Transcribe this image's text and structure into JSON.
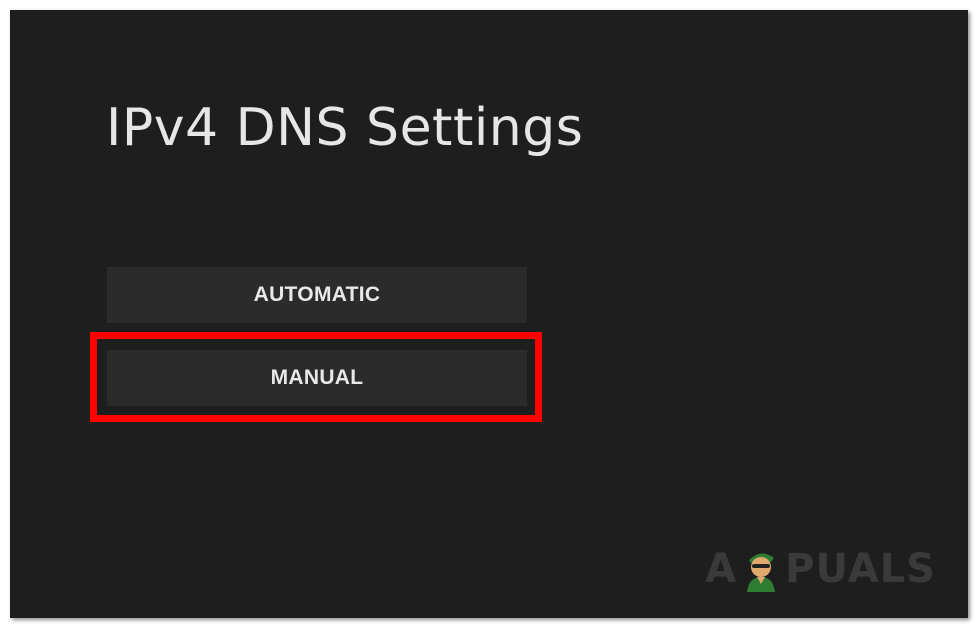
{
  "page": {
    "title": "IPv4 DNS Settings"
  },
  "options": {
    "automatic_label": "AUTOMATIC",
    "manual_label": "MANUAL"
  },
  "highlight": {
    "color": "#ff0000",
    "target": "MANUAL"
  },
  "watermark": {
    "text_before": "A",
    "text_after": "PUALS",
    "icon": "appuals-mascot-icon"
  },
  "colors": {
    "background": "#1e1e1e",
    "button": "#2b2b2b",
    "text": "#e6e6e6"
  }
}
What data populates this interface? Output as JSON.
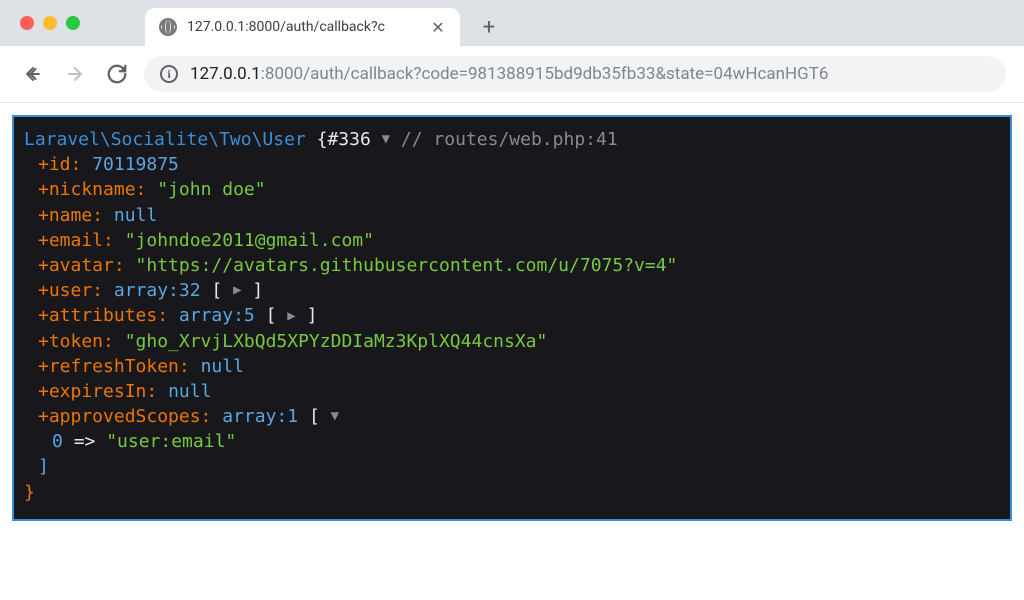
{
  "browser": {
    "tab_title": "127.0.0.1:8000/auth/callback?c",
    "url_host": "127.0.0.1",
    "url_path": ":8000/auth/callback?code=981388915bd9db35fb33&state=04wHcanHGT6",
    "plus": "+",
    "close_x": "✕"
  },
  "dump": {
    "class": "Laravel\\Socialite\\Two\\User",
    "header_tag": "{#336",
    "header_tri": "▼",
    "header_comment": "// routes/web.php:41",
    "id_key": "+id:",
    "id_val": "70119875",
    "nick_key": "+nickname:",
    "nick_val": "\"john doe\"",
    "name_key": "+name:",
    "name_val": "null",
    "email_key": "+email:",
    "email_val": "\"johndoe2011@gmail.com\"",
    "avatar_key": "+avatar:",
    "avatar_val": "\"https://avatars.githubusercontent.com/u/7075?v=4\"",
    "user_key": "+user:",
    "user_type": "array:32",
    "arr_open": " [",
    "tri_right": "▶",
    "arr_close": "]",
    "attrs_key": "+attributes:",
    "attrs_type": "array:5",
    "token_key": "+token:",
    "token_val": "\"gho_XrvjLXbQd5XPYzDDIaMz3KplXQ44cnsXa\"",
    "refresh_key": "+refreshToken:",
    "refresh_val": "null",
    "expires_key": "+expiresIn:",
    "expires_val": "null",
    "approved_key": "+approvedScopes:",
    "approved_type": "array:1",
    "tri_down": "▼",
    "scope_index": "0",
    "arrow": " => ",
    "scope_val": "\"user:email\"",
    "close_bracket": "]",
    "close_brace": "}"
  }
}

- **Do this**: Count the lines above that contain the word "JSON". Give only the number.

- **Worked solution**: 2